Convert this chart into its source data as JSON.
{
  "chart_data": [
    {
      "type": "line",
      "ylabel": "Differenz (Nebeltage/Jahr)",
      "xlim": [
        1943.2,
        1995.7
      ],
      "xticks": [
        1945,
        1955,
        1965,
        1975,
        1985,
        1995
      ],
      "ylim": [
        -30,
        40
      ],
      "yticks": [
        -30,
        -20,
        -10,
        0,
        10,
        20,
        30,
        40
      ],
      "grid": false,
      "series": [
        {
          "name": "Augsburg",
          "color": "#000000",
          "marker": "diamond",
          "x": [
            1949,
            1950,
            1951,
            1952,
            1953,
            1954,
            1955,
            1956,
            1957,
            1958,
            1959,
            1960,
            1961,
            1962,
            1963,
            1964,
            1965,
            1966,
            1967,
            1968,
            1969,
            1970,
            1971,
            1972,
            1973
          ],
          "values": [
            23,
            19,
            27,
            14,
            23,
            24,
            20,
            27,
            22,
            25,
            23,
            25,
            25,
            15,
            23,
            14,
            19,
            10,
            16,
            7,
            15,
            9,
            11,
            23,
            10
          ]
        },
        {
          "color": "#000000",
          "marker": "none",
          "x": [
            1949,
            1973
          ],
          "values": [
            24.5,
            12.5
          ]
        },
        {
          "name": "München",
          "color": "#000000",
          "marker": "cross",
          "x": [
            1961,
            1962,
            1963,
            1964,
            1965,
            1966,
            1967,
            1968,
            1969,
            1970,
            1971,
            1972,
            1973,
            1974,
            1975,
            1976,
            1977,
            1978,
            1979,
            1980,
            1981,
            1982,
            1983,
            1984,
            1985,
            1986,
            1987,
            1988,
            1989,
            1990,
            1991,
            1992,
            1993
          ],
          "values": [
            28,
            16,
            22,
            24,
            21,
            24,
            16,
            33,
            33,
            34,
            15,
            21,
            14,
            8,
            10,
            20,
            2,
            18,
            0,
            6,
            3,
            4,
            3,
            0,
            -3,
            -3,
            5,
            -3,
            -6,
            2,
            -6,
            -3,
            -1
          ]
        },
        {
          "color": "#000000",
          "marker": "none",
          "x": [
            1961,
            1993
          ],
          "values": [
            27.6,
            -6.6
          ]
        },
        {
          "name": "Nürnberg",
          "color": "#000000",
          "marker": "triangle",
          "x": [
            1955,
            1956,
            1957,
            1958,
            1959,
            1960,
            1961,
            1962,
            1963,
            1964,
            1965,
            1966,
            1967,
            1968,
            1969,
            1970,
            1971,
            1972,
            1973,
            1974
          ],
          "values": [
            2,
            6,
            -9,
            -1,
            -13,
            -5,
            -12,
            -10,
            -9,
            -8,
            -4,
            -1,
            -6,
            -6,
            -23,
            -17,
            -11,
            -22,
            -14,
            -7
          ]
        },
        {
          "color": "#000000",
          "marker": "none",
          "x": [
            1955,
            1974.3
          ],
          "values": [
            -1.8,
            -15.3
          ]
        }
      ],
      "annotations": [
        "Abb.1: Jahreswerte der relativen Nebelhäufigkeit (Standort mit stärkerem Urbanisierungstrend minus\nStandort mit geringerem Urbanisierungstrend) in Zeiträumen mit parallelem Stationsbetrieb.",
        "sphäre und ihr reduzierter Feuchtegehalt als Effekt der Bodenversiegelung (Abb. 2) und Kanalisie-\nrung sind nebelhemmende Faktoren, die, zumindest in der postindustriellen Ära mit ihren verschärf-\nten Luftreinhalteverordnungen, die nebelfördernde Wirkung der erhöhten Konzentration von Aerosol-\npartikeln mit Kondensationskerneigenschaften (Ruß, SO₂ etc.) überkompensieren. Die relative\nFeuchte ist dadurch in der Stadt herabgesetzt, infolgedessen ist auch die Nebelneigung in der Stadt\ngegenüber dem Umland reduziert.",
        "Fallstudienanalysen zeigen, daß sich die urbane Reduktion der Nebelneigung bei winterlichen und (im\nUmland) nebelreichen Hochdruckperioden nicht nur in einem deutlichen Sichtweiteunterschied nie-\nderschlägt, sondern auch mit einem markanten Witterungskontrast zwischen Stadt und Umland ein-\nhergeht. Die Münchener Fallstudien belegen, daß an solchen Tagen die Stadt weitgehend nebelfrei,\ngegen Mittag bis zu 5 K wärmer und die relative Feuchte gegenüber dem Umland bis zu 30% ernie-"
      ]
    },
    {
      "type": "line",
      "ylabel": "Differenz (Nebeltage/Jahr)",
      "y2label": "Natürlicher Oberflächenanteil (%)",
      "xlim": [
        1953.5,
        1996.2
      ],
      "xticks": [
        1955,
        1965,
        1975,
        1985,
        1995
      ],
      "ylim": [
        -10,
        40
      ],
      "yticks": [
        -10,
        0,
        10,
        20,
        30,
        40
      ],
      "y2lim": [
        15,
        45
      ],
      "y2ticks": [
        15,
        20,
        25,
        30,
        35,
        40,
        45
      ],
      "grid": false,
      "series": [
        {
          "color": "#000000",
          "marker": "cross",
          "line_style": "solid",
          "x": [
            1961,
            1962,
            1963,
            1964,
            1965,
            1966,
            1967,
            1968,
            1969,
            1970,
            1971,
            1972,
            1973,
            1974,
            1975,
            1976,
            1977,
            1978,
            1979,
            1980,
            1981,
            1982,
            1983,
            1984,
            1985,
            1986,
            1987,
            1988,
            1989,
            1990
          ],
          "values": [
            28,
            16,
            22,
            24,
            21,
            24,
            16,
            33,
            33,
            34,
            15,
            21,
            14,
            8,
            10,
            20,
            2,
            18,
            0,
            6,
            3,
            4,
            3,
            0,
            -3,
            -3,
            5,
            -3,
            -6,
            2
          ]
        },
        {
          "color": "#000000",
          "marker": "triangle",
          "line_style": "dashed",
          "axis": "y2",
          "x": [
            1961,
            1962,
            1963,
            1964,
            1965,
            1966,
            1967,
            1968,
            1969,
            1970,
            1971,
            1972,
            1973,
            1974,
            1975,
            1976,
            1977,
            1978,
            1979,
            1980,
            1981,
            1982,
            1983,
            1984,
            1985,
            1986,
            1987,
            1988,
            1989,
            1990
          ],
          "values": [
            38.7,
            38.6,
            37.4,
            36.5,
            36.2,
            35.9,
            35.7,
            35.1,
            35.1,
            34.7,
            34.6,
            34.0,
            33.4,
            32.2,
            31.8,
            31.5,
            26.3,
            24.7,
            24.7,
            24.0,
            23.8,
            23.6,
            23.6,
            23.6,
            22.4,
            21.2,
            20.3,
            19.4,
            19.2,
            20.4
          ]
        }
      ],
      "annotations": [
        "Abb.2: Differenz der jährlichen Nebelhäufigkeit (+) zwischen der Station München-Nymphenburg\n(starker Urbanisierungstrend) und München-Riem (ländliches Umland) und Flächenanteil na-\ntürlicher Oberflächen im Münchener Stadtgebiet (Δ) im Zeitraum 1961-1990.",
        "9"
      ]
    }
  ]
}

Exercise objective: The records above should all be quoted exactly, please.

Solution for this problem:
Convert this chart into its source data as JSON.
{
  "chart_data": [
    {
      "type": "line",
      "ylabel": "Differenz (Nebeltage/Jahr)",
      "xlim": [
        1943.2,
        1995.7
      ],
      "xticks": [
        1945,
        1955,
        1965,
        1975,
        1985,
        1995
      ],
      "ylim": [
        -30,
        40
      ],
      "yticks": [
        -30,
        -20,
        -10,
        0,
        10,
        20,
        30,
        40
      ],
      "grid": false,
      "series": [
        {
          "name": "Augsburg",
          "color": "#000000",
          "marker": "diamond",
          "x": [
            1949,
            1950,
            1951,
            1952,
            1953,
            1954,
            1955,
            1956,
            1957,
            1958,
            1959,
            1960,
            1961,
            1962,
            1963,
            1964,
            1965,
            1966,
            1967,
            1968,
            1969,
            1970,
            1971,
            1972,
            1973
          ],
          "values": [
            23,
            19,
            27,
            14,
            23,
            24,
            20,
            27,
            22,
            25,
            23,
            25,
            25,
            15,
            23,
            14,
            19,
            10,
            16,
            7,
            15,
            9,
            11,
            23,
            10
          ]
        },
        {
          "color": "#000000",
          "marker": "none",
          "x": [
            1949,
            1973
          ],
          "values": [
            24.5,
            12.5
          ]
        },
        {
          "name": "München",
          "color": "#000000",
          "marker": "cross",
          "x": [
            1961,
            1962,
            1963,
            1964,
            1965,
            1966,
            1967,
            1968,
            1969,
            1970,
            1971,
            1972,
            1973,
            1974,
            1975,
            1976,
            1977,
            1978,
            1979,
            1980,
            1981,
            1982,
            1983,
            1984,
            1985,
            1986,
            1987,
            1988,
            1989,
            1990,
            1991,
            1992,
            1993
          ],
          "values": [
            28,
            16,
            22,
            24,
            21,
            24,
            16,
            33,
            33,
            34,
            15,
            21,
            14,
            8,
            10,
            20,
            2,
            18,
            0,
            6,
            3,
            4,
            3,
            0,
            -3,
            -3,
            5,
            -3,
            -6,
            2,
            -6,
            -3,
            -1
          ]
        },
        {
          "color": "#000000",
          "marker": "none",
          "x": [
            1961,
            1993
          ],
          "values": [
            27.6,
            -6.6
          ]
        },
        {
          "name": "Nürnberg",
          "color": "#000000",
          "marker": "triangle",
          "x": [
            1955,
            1956,
            1957,
            1958,
            1959,
            1960,
            1961,
            1962,
            1963,
            1964,
            1965,
            1966,
            1967,
            1968,
            1969,
            1970,
            1971,
            1972,
            1973,
            1974
          ],
          "values": [
            2,
            6,
            -9,
            -1,
            -13,
            -5,
            -12,
            -10,
            -9,
            -8,
            -4,
            -1,
            -6,
            -6,
            -23,
            -17,
            -11,
            -22,
            -14,
            -7
          ]
        },
        {
          "color": "#000000",
          "marker": "none",
          "x": [
            1955,
            1974.3
          ],
          "values": [
            -1.8,
            -15.3
          ]
        }
      ],
      "annotations": [
        "Abb.1: Jahreswerte der relativen Nebelhäufigkeit (Standort mit stärkerem Urbanisierungstrend minus\nStandort mit geringerem Urbanisierungstrend) in Zeiträumen mit parallelem Stationsbetrieb.",
        "sphäre und ihr reduzierter Feuchtegehalt als Effekt der Bodenversiegelung (Abb. 2) und Kanalisie-\nrung sind nebelhemmende Faktoren, die, zumindest in der postindustriellen Ära mit ihren verschärf-\nten Luftreinhalteverordnungen, die nebelfördernde Wirkung der erhöhten Konzentration von Aerosol-\npartikeln mit Kondensationskerneigenschaften (Ruß, SO₂ etc.) überkompensieren. Die relative\nFeuchte ist dadurch in der Stadt herabgesetzt, infolgedessen ist auch die Nebelneigung in der Stadt\ngegenüber dem Umland reduziert.",
        "Fallstudienanalysen zeigen, daß sich die urbane Reduktion der Nebelneigung bei winterlichen und (im\nUmland) nebelreichen Hochdruckperioden nicht nur in einem deutlichen Sichtweiteunterschied nie-\nderschlägt, sondern auch mit einem markanten Witterungskontrast zwischen Stadt und Umland ein-\nhergeht. Die Münchener Fallstudien belegen, daß an solchen Tagen die Stadt weitgehend nebelfrei,\ngegen Mittag bis zu 5 K wärmer und die relative Feuchte gegenüber dem Umland bis zu 30% ernie-"
      ]
    },
    {
      "type": "line",
      "ylabel": "Differenz (Nebeltage/Jahr)",
      "y2label": "Natürlicher Oberflächenanteil (%)",
      "xlim": [
        1953.5,
        1996.2
      ],
      "xticks": [
        1955,
        1965,
        1975,
        1985,
        1995
      ],
      "ylim": [
        -10,
        40
      ],
      "yticks": [
        -10,
        0,
        10,
        20,
        30,
        40
      ],
      "y2lim": [
        15,
        45
      ],
      "y2ticks": [
        15,
        20,
        25,
        30,
        35,
        40,
        45
      ],
      "grid": false,
      "series": [
        {
          "color": "#000000",
          "marker": "cross",
          "line_style": "solid",
          "x": [
            1961,
            1962,
            1963,
            1964,
            1965,
            1966,
            1967,
            1968,
            1969,
            1970,
            1971,
            1972,
            1973,
            1974,
            1975,
            1976,
            1977,
            1978,
            1979,
            1980,
            1981,
            1982,
            1983,
            1984,
            1985,
            1986,
            1987,
            1988,
            1989,
            1990
          ],
          "values": [
            28,
            16,
            22,
            24,
            21,
            24,
            16,
            33,
            33,
            34,
            15,
            21,
            14,
            8,
            10,
            20,
            2,
            18,
            0,
            6,
            3,
            4,
            3,
            0,
            -3,
            -3,
            5,
            -3,
            -6,
            2
          ]
        },
        {
          "color": "#000000",
          "marker": "triangle",
          "line_style": "dashed",
          "axis": "y2",
          "x": [
            1961,
            1962,
            1963,
            1964,
            1965,
            1966,
            1967,
            1968,
            1969,
            1970,
            1971,
            1972,
            1973,
            1974,
            1975,
            1976,
            1977,
            1978,
            1979,
            1980,
            1981,
            1982,
            1983,
            1984,
            1985,
            1986,
            1987,
            1988,
            1989,
            1990
          ],
          "values": [
            38.7,
            38.6,
            37.4,
            36.5,
            36.2,
            35.9,
            35.7,
            35.1,
            35.1,
            34.7,
            34.6,
            34.0,
            33.4,
            32.2,
            31.8,
            31.5,
            26.3,
            24.7,
            24.7,
            24.0,
            23.8,
            23.6,
            23.6,
            23.6,
            22.4,
            21.2,
            20.3,
            19.4,
            19.2,
            20.4
          ]
        }
      ],
      "annotations": [
        "Abb.2: Differenz der jährlichen Nebelhäufigkeit (+) zwischen der Station München-Nymphenburg\n(starker Urbanisierungstrend) und München-Riem (ländliches Umland) und Flächenanteil na-\ntürlicher Oberflächen im Münchener Stadtgebiet (Δ) im Zeitraum 1961-1990.",
        "9"
      ]
    }
  ]
}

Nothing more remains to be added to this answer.